__REQUIREMENT__
Rewrite every line of the listing, replacing "cell-detail" with "cell-info" and keeping everything else the same. Leave out the pictures.

───── MATERIAL FOR THIS EXERCISE

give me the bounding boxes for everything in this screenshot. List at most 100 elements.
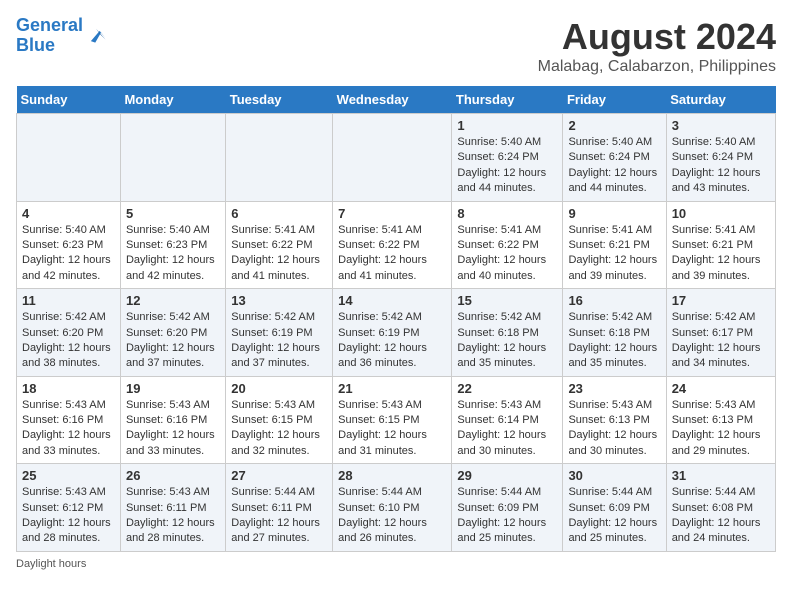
cell-detail: Sunset: 6:22 PM [457,238,557,253]
cell-detail: Sunset: 6:16 PM [22,413,115,428]
day-number: 2 [568,118,660,133]
day-header-monday: Monday [120,86,225,114]
day-number: 5 [126,206,220,221]
cell-detail: Sunset: 6:09 PM [568,501,660,516]
main-title: August 2024 [538,16,776,58]
cell-detail: Daylight: 12 hours and 25 minutes. [568,516,660,547]
cell-detail: Sunset: 6:21 PM [672,238,770,253]
daylight-label: Daylight hours [16,558,86,570]
cell-detail: Sunrise: 5:40 AM [457,135,557,150]
calendar-cell: 17Sunrise: 5:42 AMSunset: 6:17 PMDayligh… [666,289,775,377]
week-row-4: 18Sunrise: 5:43 AMSunset: 6:16 PMDayligh… [17,376,776,464]
cell-detail: Daylight: 12 hours and 44 minutes. [457,166,557,197]
cell-detail: Sunset: 6:09 PM [457,501,557,516]
logo-line1: General [16,15,83,35]
cell-detail: Sunrise: 5:43 AM [126,398,220,413]
page-header: General Blue August 2024 Malabag, Calaba… [16,16,776,76]
calendar-cell: 23Sunrise: 5:43 AMSunset: 6:13 PMDayligh… [563,376,666,464]
calendar-cell: 9Sunrise: 5:41 AMSunset: 6:21 PMDaylight… [563,201,666,289]
day-number: 27 [231,468,327,483]
day-number: 14 [338,293,446,308]
calendar-cell: 13Sunrise: 5:42 AMSunset: 6:19 PMDayligh… [226,289,333,377]
calendar-cell: 7Sunrise: 5:41 AMSunset: 6:22 PMDaylight… [333,201,452,289]
cell-detail: Daylight: 12 hours and 39 minutes. [568,253,660,284]
calendar-cell: 31Sunrise: 5:44 AMSunset: 6:08 PMDayligh… [666,464,775,552]
cell-detail: Sunrise: 5:42 AM [457,310,557,325]
cell-detail: Daylight: 12 hours and 39 minutes. [672,253,770,284]
cell-detail: Sunrise: 5:42 AM [231,310,327,325]
day-number: 28 [338,468,446,483]
cell-detail: Sunset: 6:18 PM [457,326,557,341]
cell-detail: Sunset: 6:17 PM [672,326,770,341]
calendar-cell: 15Sunrise: 5:42 AMSunset: 6:18 PMDayligh… [452,289,563,377]
day-number: 11 [22,293,115,308]
cell-detail: Sunset: 6:12 PM [22,501,115,516]
cell-detail: Daylight: 12 hours and 35 minutes. [568,341,660,372]
day-number: 25 [22,468,115,483]
cell-detail: Sunset: 6:19 PM [338,326,446,341]
cell-detail: Sunset: 6:22 PM [231,238,327,253]
cell-detail: Sunset: 6:16 PM [126,413,220,428]
cell-detail: Daylight: 12 hours and 36 minutes. [338,341,446,372]
calendar-cell: 4Sunrise: 5:40 AMSunset: 6:23 PMDaylight… [17,201,121,289]
day-header-row: SundayMondayTuesdayWednesdayThursdayFrid… [17,86,776,114]
cell-detail: Sunset: 6:11 PM [126,501,220,516]
cell-detail: Daylight: 12 hours and 42 minutes. [22,253,115,284]
calendar-cell [17,114,121,202]
cell-detail: Sunrise: 5:41 AM [568,223,660,238]
logo-icon [85,25,107,47]
calendar-cell: 3Sunrise: 5:40 AMSunset: 6:24 PMDaylight… [666,114,775,202]
calendar-cell: 1Sunrise: 5:40 AMSunset: 6:24 PMDaylight… [452,114,563,202]
cell-detail: Sunrise: 5:40 AM [22,223,115,238]
cell-detail: Sunset: 6:23 PM [126,238,220,253]
calendar-cell: 2Sunrise: 5:40 AMSunset: 6:24 PMDaylight… [563,114,666,202]
cell-detail: Sunset: 6:13 PM [568,413,660,428]
cell-detail: Sunrise: 5:44 AM [457,485,557,500]
cell-detail: Sunrise: 5:44 AM [338,485,446,500]
day-number: 19 [126,381,220,396]
cell-detail: Daylight: 12 hours and 34 minutes. [672,341,770,372]
week-row-1: 1 Sunrise: 5:40 AM Sunset: 6:24 PM Daylight… [17,114,776,202]
cell-detail: Daylight: 12 hours and 40 minutes. [457,253,557,284]
logo-text: General Blue [16,16,83,56]
cell-detail: Sunrise: 5:41 AM [672,223,770,238]
calendar-cell: 29Sunrise: 5:44 AMSunset: 6:09 PMDayligh… [452,464,563,552]
calendar-cell [120,114,225,202]
calendar-cell: 21Sunrise: 5:43 AMSunset: 6:15 PMDayligh… [333,376,452,464]
cell-detail: Sunrise: 5:44 AM [231,485,327,500]
day-number: 1 [457,118,557,133]
day-number: 30 [568,468,660,483]
calendar-cell: 27Sunrise: 5:44 AMSunset: 6:11 PMDayligh… [226,464,333,552]
calendar-cell: 22Sunrise: 5:43 AMSunset: 6:14 PMDayligh… [452,376,563,464]
day-header-sunday: Sunday [17,86,121,114]
day-number: 8 [457,206,557,221]
cell-detail: Sunrise: 5:42 AM [338,310,446,325]
cell-detail: Sunrise: 5:43 AM [22,398,115,413]
calendar-cell: 30Sunrise: 5:44 AMSunset: 6:09 PMDayligh… [563,464,666,552]
calendar-cell: 14 Sunrise: 5:42 AMSunset: 6:19 PMDayligh… [333,289,452,377]
cell-detail: Sunrise: 5:42 AM [672,310,770,325]
calendar-cell: 25Sunrise: 5:43 AMSunset: 6:12 PMDayligh… [17,464,121,552]
calendar-cell: 8Sunrise: 5:41 AMSunset: 6:22 PMDaylight… [452,201,563,289]
day-number: 6 [231,206,327,221]
footer: Daylight hours [16,558,776,570]
cell-detail: Daylight: 12 hours and 28 minutes. [22,516,115,547]
cell-detail: Daylight: 12 hours and 26 minutes. [338,516,446,547]
cell-detail: Sunrise: 5:43 AM [231,398,327,413]
day-number: 3 [672,118,770,133]
day-number: 15 [457,293,557,308]
day-number: 4 [22,206,115,221]
day-header-friday: Friday [563,86,666,114]
day-number: 22 [457,381,557,396]
day-number: 24 [672,381,770,396]
day-number: 26 [126,468,220,483]
cell-detail: Daylight: 12 hours and 31 minutes. [338,428,446,459]
calendar-cell: 19Sunrise: 5:43 AMSunset: 6:16 PMDayligh… [120,376,225,464]
cell-detail: Sunrise: 5:40 AM [568,135,660,150]
day-number: 23 [568,381,660,396]
week-row-2: 4 Sunrise: 5:40 AM Sunset: 6:23 PM Daylight… [17,201,776,289]
day-number: 29 [457,468,557,483]
cell-detail: Sunset: 6:24 PM [672,150,770,165]
cell-detail: Sunset: 6:11 PM [231,501,327,516]
cell-detail: Sunset: 6:10 PM [338,501,446,516]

──────────

__ANSWER TO THIS PROBLEM__
give me the bounding boxes for everything in this screenshot. List at most 100 elements.
cell-info: Sunset: 6:22 PM [457,238,557,253]
cell-info: Sunset: 6:16 PM [22,413,115,428]
day-number: 2 [568,118,660,133]
day-header-monday: Monday [120,86,225,114]
day-number: 5 [126,206,220,221]
cell-info: Sunset: 6:09 PM [568,501,660,516]
main-title: August 2024 [538,16,776,58]
cell-info: Daylight: 12 hours and 25 minutes. [568,516,660,547]
cell-info: Sunset: 6:21 PM [672,238,770,253]
daylight-label: Daylight hours [16,558,86,570]
cell-info: Sunrise: 5:40 AM [457,135,557,150]
calendar-cell: 17Sunrise: 5:42 AMSunset: 6:17 PMDayligh… [666,289,775,377]
week-row-4: 18Sunrise: 5:43 AMSunset: 6:16 PMDayligh… [17,376,776,464]
cell-info: Daylight: 12 hours and 44 minutes. [457,166,557,197]
cell-info: Sunset: 6:09 PM [457,501,557,516]
logo-line1: General [16,15,83,35]
cell-info: Sunrise: 5:43 AM [126,398,220,413]
page-header: General Blue August 2024 Malabag, Calaba… [16,16,776,76]
calendar-cell: 23Sunrise: 5:43 AMSunset: 6:13 PMDayligh… [563,376,666,464]
calendar-cell: 9Sunrise: 5:41 AMSunset: 6:21 PMDaylight… [563,201,666,289]
day-number: 27 [231,468,327,483]
day-number: 14 [338,293,446,308]
calendar-cell: 13Sunrise: 5:42 AMSunset: 6:19 PMDayligh… [226,289,333,377]
calendar-cell: 7Sunrise: 5:41 AMSunset: 6:22 PMDaylight… [333,201,452,289]
cell-info: Daylight: 12 hours and 39 minutes. [568,253,660,284]
calendar-cell: 31Sunrise: 5:44 AMSunset: 6:08 PMDayligh… [666,464,775,552]
cell-info: Sunrise: 5:42 AM [457,310,557,325]
cell-info: Daylight: 12 hours and 39 minutes. [672,253,770,284]
cell-info: Sunrise: 5:42 AM [231,310,327,325]
day-number: 28 [338,468,446,483]
cell-info: Sunset: 6:18 PM [457,326,557,341]
cell-info: Sunset: 6:17 PM [672,326,770,341]
calendar-cell: 15Sunrise: 5:42 AMSunset: 6:18 PMDayligh… [452,289,563,377]
day-number: 11 [22,293,115,308]
cell-info: Sunset: 6:12 PM [22,501,115,516]
cell-info: Daylight: 12 hours and 35 minutes. [568,341,660,372]
day-number: 25 [22,468,115,483]
cell-info: Sunset: 6:19 PM [338,326,446,341]
cell-info: Sunset: 6:22 PM [231,238,327,253]
cell-info: Sunset: 6:16 PM [126,413,220,428]
cell-info: Daylight: 12 hours and 36 minutes. [338,341,446,372]
calendar-cell: 4Sunrise: 5:40 AMSunset: 6:23 PMDaylight… [17,201,121,289]
day-header-row: SundayMondayTuesdayWednesdayThursdayFrid… [17,86,776,114]
cell-info: Sunset: 6:11 PM [126,501,220,516]
cell-info: Daylight: 12 hours and 42 minutes. [22,253,115,284]
calendar-cell [17,114,121,202]
cell-info: Sunrise: 5:41 AM [568,223,660,238]
logo-icon [85,25,107,47]
calendar-cell: 3Sunrise: 5:40 AMSunset: 6:24 PMDaylight… [666,114,775,202]
calendar-cell: 1Sunrise: 5:40 AMSunset: 6:24 PMDaylight… [452,114,563,202]
cell-info: Sunrise: 5:40 AM [22,223,115,238]
cell-info: Sunset: 6:23 PM [126,238,220,253]
calendar-cell: 2Sunrise: 5:40 AMSunset: 6:24 PMDaylight… [563,114,666,202]
cell-info: Sunset: 6:13 PM [568,413,660,428]
cell-info: Sunrise: 5:44 AM [457,485,557,500]
cell-info: Sunrise: 5:44 AM [338,485,446,500]
day-number: 19 [126,381,220,396]
cell-info: Daylight: 12 hours and 34 minutes. [672,341,770,372]
week-row-1: 1 Sunrise: 5:40 AM Sunset: 6:24 PM Daylight… [17,114,776,202]
cell-info: Daylight: 12 hours and 40 minutes. [457,253,557,284]
logo-text: General Blue [16,16,83,56]
cell-info: Sunrise: 5:41 AM [672,223,770,238]
calendar-cell: 29Sunrise: 5:44 AMSunset: 6:09 PMDayligh… [452,464,563,552]
calendar-cell [120,114,225,202]
calendar-cell: 21Sunrise: 5:43 AMSunset: 6:15 PMDayligh… [333,376,452,464]
cell-info: Sunrise: 5:44 AM [231,485,327,500]
day-number: 1 [457,118,557,133]
day-number: 30 [568,468,660,483]
calendar-cell: 27Sunrise: 5:44 AMSunset: 6:11 PMDayligh… [226,464,333,552]
calendar-cell: 22Sunrise: 5:43 AMSunset: 6:14 PMDayligh… [452,376,563,464]
day-header-sunday: Sunday [17,86,121,114]
day-number: 8 [457,206,557,221]
cell-info: Sunrise: 5:42 AM [338,310,446,325]
cell-info: Sunrise: 5:43 AM [22,398,115,413]
calendar-cell: 30Sunrise: 5:44 AMSunset: 6:09 PMDayligh… [563,464,666,552]
calendar-cell: 14 Sunrise: 5:42 AMSunset: 6:19 PMDayligh… [333,289,452,377]
cell-info: Sunrise: 5:42 AM [672,310,770,325]
calendar-cell: 25Sunrise: 5:43 AMSunset: 6:12 PMDayligh… [17,464,121,552]
calendar-cell: 8Sunrise: 5:41 AMSunset: 6:22 PMDaylight… [452,201,563,289]
day-number: 6 [231,206,327,221]
footer: Daylight hours [16,558,776,570]
cell-info: Daylight: 12 hours and 28 minutes. [22,516,115,547]
cell-info: Daylight: 12 hours and 26 minutes. [338,516,446,547]
cell-info: Sunrise: 5:43 AM [231,398,327,413]
day-number: 3 [672,118,770,133]
day-number: 15 [457,293,557,308]
day-number: 4 [22,206,115,221]
day-header-friday: Friday [563,86,666,114]
day-number: 22 [457,381,557,396]
day-number: 24 [672,381,770,396]
day-number: 26 [126,468,220,483]
cell-info: Daylight: 12 hours and 31 minutes. [338,428,446,459]
calendar-cell: 19Sunrise: 5:43 AMSunset: 6:16 PMDayligh… [120,376,225,464]
cell-info: Sunrise: 5:40 AM [568,135,660,150]
day-number: 23 [568,381,660,396]
week-row-2: 4 Sunrise: 5:40 AM Sunset: 6:23 PM Daylight… [17,201,776,289]
day-number: 29 [457,468,557,483]
cell-info: Sunset: 6:24 PM [672,150,770,165]
cell-info: Sunset: 6:11 PM [231,501,327,516]
cell-info: Sunset: 6:10 PM [338,501,446,516]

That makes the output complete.